--- What to produce ---
Repeat every line of the data exactly, but not the pictures.

--- Dataset rows ---

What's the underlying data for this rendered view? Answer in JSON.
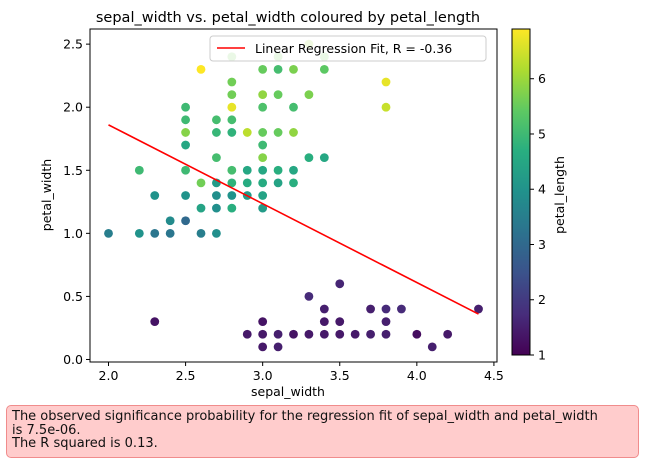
{
  "chart_data": {
    "type": "scatter",
    "title": "sepal_width vs. petal_width coloured by petal_length",
    "xlabel": "sepal_width",
    "ylabel": "petal_width",
    "xlim": [
      1.88,
      4.52
    ],
    "ylim": [
      -0.02,
      2.62
    ],
    "xticks": [
      2.0,
      2.5,
      3.0,
      3.5,
      4.0,
      4.5
    ],
    "xtick_labels": [
      "2.0",
      "2.5",
      "3.0",
      "3.5",
      "4.0",
      "4.5"
    ],
    "yticks": [
      0.0,
      0.5,
      1.0,
      1.5,
      2.0,
      2.5
    ],
    "ytick_labels": [
      "0.0",
      "0.5",
      "1.0",
      "1.5",
      "2.0",
      "2.5"
    ],
    "colorbar": {
      "label": "petal_length",
      "range": [
        1,
        6.9
      ],
      "ticks": [
        1,
        2,
        3,
        4,
        5,
        6
      ],
      "tick_labels": [
        "1",
        "2",
        "3",
        "4",
        "5",
        "6"
      ]
    },
    "legend": {
      "label": "Linear Regression Fit, R = -0.36",
      "position": "top-right",
      "color": "#ff0000"
    },
    "fit_line": {
      "x": [
        2.0,
        4.4
      ],
      "y": [
        1.86,
        0.36
      ],
      "color": "#ff0000"
    },
    "points": [
      [
        2.0,
        1.0,
        3.5
      ],
      [
        2.2,
        1.0,
        4.0
      ],
      [
        2.2,
        1.5,
        5.0
      ],
      [
        2.3,
        1.3,
        4.0
      ],
      [
        2.3,
        1.0,
        3.3
      ],
      [
        2.3,
        0.3,
        1.3
      ],
      [
        2.4,
        1.1,
        3.8
      ],
      [
        2.4,
        1.0,
        3.3
      ],
      [
        2.5,
        2.0,
        5.0
      ],
      [
        2.5,
        1.9,
        5.0
      ],
      [
        2.5,
        1.8,
        5.8
      ],
      [
        2.5,
        1.7,
        4.5
      ],
      [
        2.5,
        1.5,
        5.0
      ],
      [
        2.5,
        1.3,
        4.0
      ],
      [
        2.5,
        1.1,
        3.0
      ],
      [
        2.6,
        2.3,
        6.9
      ],
      [
        2.6,
        1.4,
        5.6
      ],
      [
        2.6,
        1.2,
        4.4
      ],
      [
        2.6,
        1.0,
        3.5
      ],
      [
        2.7,
        1.9,
        5.1
      ],
      [
        2.7,
        1.8,
        4.9
      ],
      [
        2.7,
        1.6,
        5.1
      ],
      [
        2.7,
        1.4,
        4.2
      ],
      [
        2.7,
        1.3,
        3.9
      ],
      [
        2.7,
        1.2,
        3.9
      ],
      [
        2.7,
        1.0,
        3.9
      ],
      [
        2.8,
        2.4,
        5.6
      ],
      [
        2.8,
        2.2,
        5.6
      ],
      [
        2.8,
        2.1,
        5.6
      ],
      [
        2.8,
        2.0,
        6.7
      ],
      [
        2.8,
        1.9,
        5.1
      ],
      [
        2.8,
        1.8,
        4.8
      ],
      [
        2.8,
        1.5,
        5.1
      ],
      [
        2.8,
        1.4,
        4.8
      ],
      [
        2.8,
        1.3,
        4.0
      ],
      [
        2.8,
        1.2,
        4.7
      ],
      [
        2.9,
        1.8,
        6.3
      ],
      [
        2.9,
        1.5,
        4.5
      ],
      [
        2.9,
        1.4,
        4.6
      ],
      [
        2.9,
        1.3,
        4.2
      ],
      [
        2.9,
        0.2,
        1.4
      ],
      [
        3.0,
        2.3,
        5.5
      ],
      [
        3.0,
        2.1,
        5.9
      ],
      [
        3.0,
        2.0,
        5.2
      ],
      [
        3.0,
        1.8,
        5.5
      ],
      [
        3.0,
        1.7,
        5.0
      ],
      [
        3.0,
        1.6,
        5.8
      ],
      [
        3.0,
        1.5,
        4.5
      ],
      [
        3.0,
        1.4,
        4.6
      ],
      [
        3.0,
        1.3,
        4.4
      ],
      [
        3.0,
        1.2,
        4.2
      ],
      [
        3.0,
        0.3,
        1.3
      ],
      [
        3.0,
        0.2,
        1.4
      ],
      [
        3.0,
        0.1,
        1.4
      ],
      [
        3.1,
        2.4,
        5.6
      ],
      [
        3.1,
        2.3,
        5.1
      ],
      [
        3.1,
        2.1,
        5.5
      ],
      [
        3.1,
        1.8,
        5.5
      ],
      [
        3.1,
        1.5,
        4.7
      ],
      [
        3.1,
        1.4,
        4.4
      ],
      [
        3.1,
        0.2,
        1.5
      ],
      [
        3.1,
        0.1,
        1.5
      ],
      [
        3.2,
        2.3,
        5.7
      ],
      [
        3.2,
        2.0,
        5.1
      ],
      [
        3.2,
        1.8,
        5.9
      ],
      [
        3.2,
        1.5,
        4.5
      ],
      [
        3.2,
        1.4,
        4.7
      ],
      [
        3.2,
        0.2,
        1.3
      ],
      [
        3.3,
        2.5,
        6.0
      ],
      [
        3.3,
        2.1,
        5.7
      ],
      [
        3.3,
        1.6,
        4.7
      ],
      [
        3.3,
        0.5,
        1.7
      ],
      [
        3.3,
        0.2,
        1.4
      ],
      [
        3.4,
        2.4,
        5.6
      ],
      [
        3.4,
        2.3,
        5.4
      ],
      [
        3.4,
        1.6,
        4.5
      ],
      [
        3.4,
        0.4,
        1.5
      ],
      [
        3.4,
        0.3,
        1.4
      ],
      [
        3.4,
        0.2,
        1.4
      ],
      [
        3.5,
        0.6,
        1.6
      ],
      [
        3.5,
        0.3,
        1.4
      ],
      [
        3.5,
        0.2,
        1.4
      ],
      [
        3.6,
        0.2,
        1.4
      ],
      [
        3.7,
        0.4,
        1.5
      ],
      [
        3.7,
        0.2,
        1.5
      ],
      [
        3.8,
        2.2,
        6.7
      ],
      [
        3.8,
        2.0,
        6.4
      ],
      [
        3.8,
        0.4,
        1.7
      ],
      [
        3.8,
        0.3,
        1.5
      ],
      [
        3.8,
        0.2,
        1.5
      ],
      [
        3.9,
        0.4,
        1.7
      ],
      [
        4.0,
        0.2,
        1.2
      ],
      [
        4.1,
        0.1,
        1.5
      ],
      [
        4.2,
        0.2,
        1.4
      ],
      [
        4.4,
        0.4,
        1.5
      ]
    ]
  },
  "note": {
    "line1": "The observed significance probability for the regression fit of sepal_width and petal_width",
    "line2": "is 7.5e-06.",
    "line3": "The R squared is 0.13."
  }
}
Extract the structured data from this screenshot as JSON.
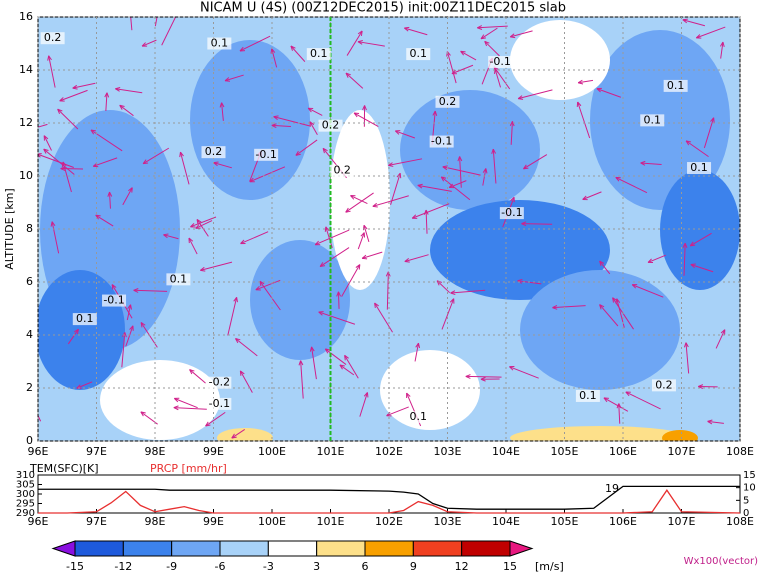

--- Exercise response ---
What's the underlying data for this rendered view? Answer in JSON.
{
  "chart_data": {
    "type": "scatter",
    "title": "sepal_width vs. petal_width coloured by petal_length",
    "xlabel": "sepal_width",
    "ylabel": "petal_width",
    "xlim": [
      1.88,
      4.52
    ],
    "ylim": [
      -0.02,
      2.62
    ],
    "xticks": [
      2.0,
      2.5,
      3.0,
      3.5,
      4.0,
      4.5
    ],
    "xtick_labels": [
      "2.0",
      "2.5",
      "3.0",
      "3.5",
      "4.0",
      "4.5"
    ],
    "yticks": [
      0.0,
      0.5,
      1.0,
      1.5,
      2.0,
      2.5
    ],
    "ytick_labels": [
      "0.0",
      "0.5",
      "1.0",
      "1.5",
      "2.0",
      "2.5"
    ],
    "colorbar": {
      "label": "petal_length",
      "range": [
        1,
        6.9
      ],
      "ticks": [
        1,
        2,
        3,
        4,
        5,
        6
      ],
      "tick_labels": [
        "1",
        "2",
        "3",
        "4",
        "5",
        "6"
      ]
    },
    "legend": {
      "label": "Linear Regression Fit, R = -0.36",
      "position": "top-right",
      "color": "#ff0000"
    },
    "fit_line": {
      "x": [
        2.0,
        4.4
      ],
      "y": [
        1.86,
        0.36
      ],
      "color": "#ff0000"
    },
    "points": [
      [
        2.0,
        1.0,
        3.5
      ],
      [
        2.2,
        1.0,
        4.0
      ],
      [
        2.2,
        1.5,
        5.0
      ],
      [
        2.3,
        1.3,
        4.0
      ],
      [
        2.3,
        1.0,
        3.3
      ],
      [
        2.3,
        0.3,
        1.3
      ],
      [
        2.4,
        1.1,
        3.8
      ],
      [
        2.4,
        1.0,
        3.3
      ],
      [
        2.5,
        2.0,
        5.0
      ],
      [
        2.5,
        1.9,
        5.0
      ],
      [
        2.5,
        1.8,
        5.8
      ],
      [
        2.5,
        1.7,
        4.5
      ],
      [
        2.5,
        1.5,
        5.0
      ],
      [
        2.5,
        1.3,
        4.0
      ],
      [
        2.5,
        1.1,
        3.0
      ],
      [
        2.6,
        2.3,
        6.9
      ],
      [
        2.6,
        1.4,
        5.6
      ],
      [
        2.6,
        1.2,
        4.4
      ],
      [
        2.6,
        1.0,
        3.5
      ],
      [
        2.7,
        1.9,
        5.1
      ],
      [
        2.7,
        1.8,
        4.9
      ],
      [
        2.7,
        1.6,
        5.1
      ],
      [
        2.7,
        1.4,
        4.2
      ],
      [
        2.7,
        1.3,
        3.9
      ],
      [
        2.7,
        1.2,
        3.9
      ],
      [
        2.7,
        1.0,
        3.9
      ],
      [
        2.8,
        2.4,
        5.6
      ],
      [
        2.8,
        2.2,
        5.6
      ],
      [
        2.8,
        2.1,
        5.6
      ],
      [
        2.8,
        2.0,
        6.7
      ],
      [
        2.8,
        1.9,
        5.1
      ],
      [
        2.8,
        1.8,
        4.8
      ],
      [
        2.8,
        1.5,
        5.1
      ],
      [
        2.8,
        1.4,
        4.8
      ],
      [
        2.8,
        1.3,
        4.0
      ],
      [
        2.8,
        1.2,
        4.7
      ],
      [
        2.9,
        1.8,
        6.3
      ],
      [
        2.9,
        1.5,
        4.5
      ],
      [
        2.9,
        1.4,
        4.6
      ],
      [
        2.9,
        1.3,
        4.2
      ],
      [
        2.9,
        0.2,
        1.4
      ],
      [
        3.0,
        2.3,
        5.5
      ],
      [
        3.0,
        2.1,
        5.9
      ],
      [
        3.0,
        2.0,
        5.2
      ],
      [
        3.0,
        1.8,
        5.5
      ],
      [
        3.0,
        1.7,
        5.0
      ],
      [
        3.0,
        1.6,
        5.8
      ],
      [
        3.0,
        1.5,
        4.5
      ],
      [
        3.0,
        1.4,
        4.6
      ],
      [
        3.0,
        1.3,
        4.4
      ],
      [
        3.0,
        1.2,
        4.2
      ],
      [
        3.0,
        0.3,
        1.3
      ],
      [
        3.0,
        0.2,
        1.4
      ],
      [
        3.0,
        0.1,
        1.4
      ],
      [
        3.1,
        2.4,
        5.6
      ],
      [
        3.1,
        2.3,
        5.1
      ],
      [
        3.1,
        2.1,
        5.5
      ],
      [
        3.1,
        1.8,
        5.5
      ],
      [
        3.1,
        1.5,
        4.7
      ],
      [
        3.1,
        1.4,
        4.4
      ],
      [
        3.1,
        0.2,
        1.5
      ],
      [
        3.1,
        0.1,
        1.5
      ],
      [
        3.2,
        2.3,
        5.7
      ],
      [
        3.2,
        2.0,
        5.1
      ],
      [
        3.2,
        1.8,
        5.9
      ],
      [
        3.2,
        1.5,
        4.5
      ],
      [
        3.2,
        1.4,
        4.7
      ],
      [
        3.2,
        0.2,
        1.3
      ],
      [
        3.3,
        2.5,
        6.0
      ],
      [
        3.3,
        2.1,
        5.7
      ],
      [
        3.3,
        1.6,
        4.7
      ],
      [
        3.3,
        0.5,
        1.7
      ],
      [
        3.3,
        0.2,
        1.4
      ],
      [
        3.4,
        2.4,
        5.6
      ],
      [
        3.4,
        2.3,
        5.4
      ],
      [
        3.4,
        1.6,
        4.5
      ],
      [
        3.4,
        0.4,
        1.5
      ],
      [
        3.4,
        0.3,
        1.4
      ],
      [
        3.4,
        0.2,
        1.4
      ],
      [
        3.5,
        0.6,
        1.6
      ],
      [
        3.5,
        0.3,
        1.4
      ],
      [
        3.5,
        0.2,
        1.4
      ],
      [
        3.6,
        0.2,
        1.4
      ],
      [
        3.7,
        0.4,
        1.5
      ],
      [
        3.7,
        0.2,
        1.5
      ],
      [
        3.8,
        2.2,
        6.7
      ],
      [
        3.8,
        2.0,
        6.4
      ],
      [
        3.8,
        0.4,
        1.7
      ],
      [
        3.8,
        0.3,
        1.5
      ],
      [
        3.8,
        0.2,
        1.5
      ],
      [
        3.9,
        0.4,
        1.7
      ],
      [
        4.0,
        0.2,
        1.2
      ],
      [
        4.1,
        0.1,
        1.5
      ],
      [
        4.2,
        0.2,
        1.4
      ],
      [
        4.4,
        0.4,
        1.5
      ]
    ]
  },
  "note": {
    "line1": "The observed significance probability for the regression fit of sepal_width and petal_width",
    "line2": "is 7.5e-06.",
    "line3": "The R squared is 0.13."
  }
}
Extract the structured data from this screenshot as JSON.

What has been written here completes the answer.